>> begin SOURCE MATERIAL

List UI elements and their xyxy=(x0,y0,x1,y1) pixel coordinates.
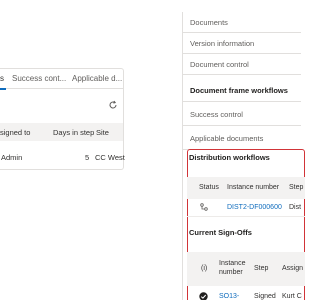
cell-days-in-step: 5 xyxy=(85,153,90,162)
column-assigned-to[interactable]: signed to xyxy=(0,128,30,137)
nav-version-information[interactable]: Version information xyxy=(183,33,301,54)
tab-current[interactable]: s xyxy=(0,74,4,83)
workflow-panel: s Success cont... Applicable d... signed… xyxy=(0,68,125,170)
tab-applicable-documents[interactable]: Applicable d... xyxy=(72,74,122,83)
cell-assigned-to: Admin xyxy=(1,153,23,162)
column-status[interactable]: Status xyxy=(199,184,219,191)
signoff-step: Signed Off xyxy=(254,293,276,300)
distribution-step: Dist xyxy=(289,204,302,211)
distribution-instance-link[interactable]: DIST2-DF000600 xyxy=(227,204,282,211)
signoff-instance-link[interactable]: SO13-DF000600 xyxy=(219,292,247,300)
workflow-status-icon xyxy=(200,203,208,211)
cell-site: CC West xyxy=(95,153,125,162)
check-circle-icon xyxy=(199,292,208,300)
active-tab-indicator xyxy=(0,88,6,90)
column-site[interactable]: Site xyxy=(96,128,109,137)
distribution-workflows-title: Distribution workflows xyxy=(189,153,270,162)
tab-success-control[interactable]: Success cont... xyxy=(12,74,66,83)
column-assignee[interactable]: Assign xyxy=(282,265,303,272)
column-days-in-step[interactable]: Days in step xyxy=(53,128,94,137)
divider xyxy=(187,216,305,217)
nav-success-control[interactable]: Success control xyxy=(183,102,301,126)
nav-documents[interactable]: Documents xyxy=(183,12,301,33)
tab-bar: s Success cont... Applicable d... xyxy=(0,69,123,90)
column-instance-number[interactable]: Instance number xyxy=(227,184,279,191)
signoff-assignee: Kurt C Quality xyxy=(282,293,302,300)
column-info[interactable]: (i) xyxy=(201,265,207,272)
nav-document-control[interactable]: Document control xyxy=(183,54,301,75)
nav-document-frame-workflows[interactable]: Document frame workflows xyxy=(183,78,301,102)
nav-applicable-documents[interactable]: Applicable documents xyxy=(183,126,301,150)
column-signoff-instance-number[interactable]: Instance number xyxy=(219,259,245,277)
document-details-panel: Documents Version information Document c… xyxy=(182,12,305,300)
column-signoff-step[interactable]: Step xyxy=(254,265,268,272)
column-step[interactable]: Step xyxy=(289,184,303,191)
current-signoffs-title: Current Sign-Offs xyxy=(189,228,252,237)
refresh-icon[interactable] xyxy=(108,100,118,110)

>> end SOURCE MATERIAL

> [WHAT IS ASKED]: Duplicate every line of the listing above, character for character, but drop the picture lines.

> [EXERCISE RESPONSE]:
List UI elements and their xyxy=(x0,y0,x1,y1) pixel coordinates.
cell-days-in-step: 5 xyxy=(85,153,90,162)
column-assigned-to[interactable]: signed to xyxy=(0,128,30,137)
nav-version-information[interactable]: Version information xyxy=(183,33,301,54)
tab-current[interactable]: s xyxy=(0,74,4,83)
workflow-panel: s Success cont... Applicable d... signed… xyxy=(0,68,125,170)
tab-applicable-documents[interactable]: Applicable d... xyxy=(72,74,122,83)
cell-assigned-to: Admin xyxy=(1,153,23,162)
column-status[interactable]: Status xyxy=(199,184,219,191)
signoff-step: Signed Off xyxy=(254,293,276,300)
distribution-step: Dist xyxy=(289,204,302,211)
distribution-instance-link[interactable]: DIST2-DF000600 xyxy=(227,204,282,211)
signoff-instance-link[interactable]: SO13-DF000600 xyxy=(219,292,247,300)
workflow-status-icon xyxy=(200,203,208,211)
cell-site: CC West xyxy=(95,153,125,162)
check-circle-icon xyxy=(199,292,208,300)
active-tab-indicator xyxy=(0,88,6,90)
column-site[interactable]: Site xyxy=(96,128,109,137)
distribution-workflows-title: Distribution workflows xyxy=(189,153,270,162)
tab-success-control[interactable]: Success cont... xyxy=(12,74,66,83)
column-assignee[interactable]: Assign xyxy=(282,265,303,272)
column-days-in-step[interactable]: Days in step xyxy=(53,128,94,137)
divider xyxy=(187,216,305,217)
nav-success-control[interactable]: Success control xyxy=(183,102,301,126)
nav-documents[interactable]: Documents xyxy=(183,12,301,33)
tab-bar: s Success cont... Applicable d... xyxy=(0,69,123,90)
column-instance-number[interactable]: Instance number xyxy=(227,184,279,191)
signoff-assignee: Kurt C Quality xyxy=(282,293,302,300)
column-info[interactable]: (i) xyxy=(201,265,207,272)
nav-document-control[interactable]: Document control xyxy=(183,54,301,75)
nav-document-frame-workflows[interactable]: Document frame workflows xyxy=(183,78,301,102)
nav-applicable-documents[interactable]: Applicable documents xyxy=(183,126,301,150)
column-signoff-instance-number[interactable]: Instance number xyxy=(219,259,245,277)
document-details-panel: Documents Version information Document c… xyxy=(182,12,305,300)
column-signoff-step[interactable]: Step xyxy=(254,265,268,272)
column-step[interactable]: Step xyxy=(289,184,303,191)
current-signoffs-title: Current Sign-Offs xyxy=(189,228,252,237)
refresh-icon[interactable] xyxy=(108,100,118,110)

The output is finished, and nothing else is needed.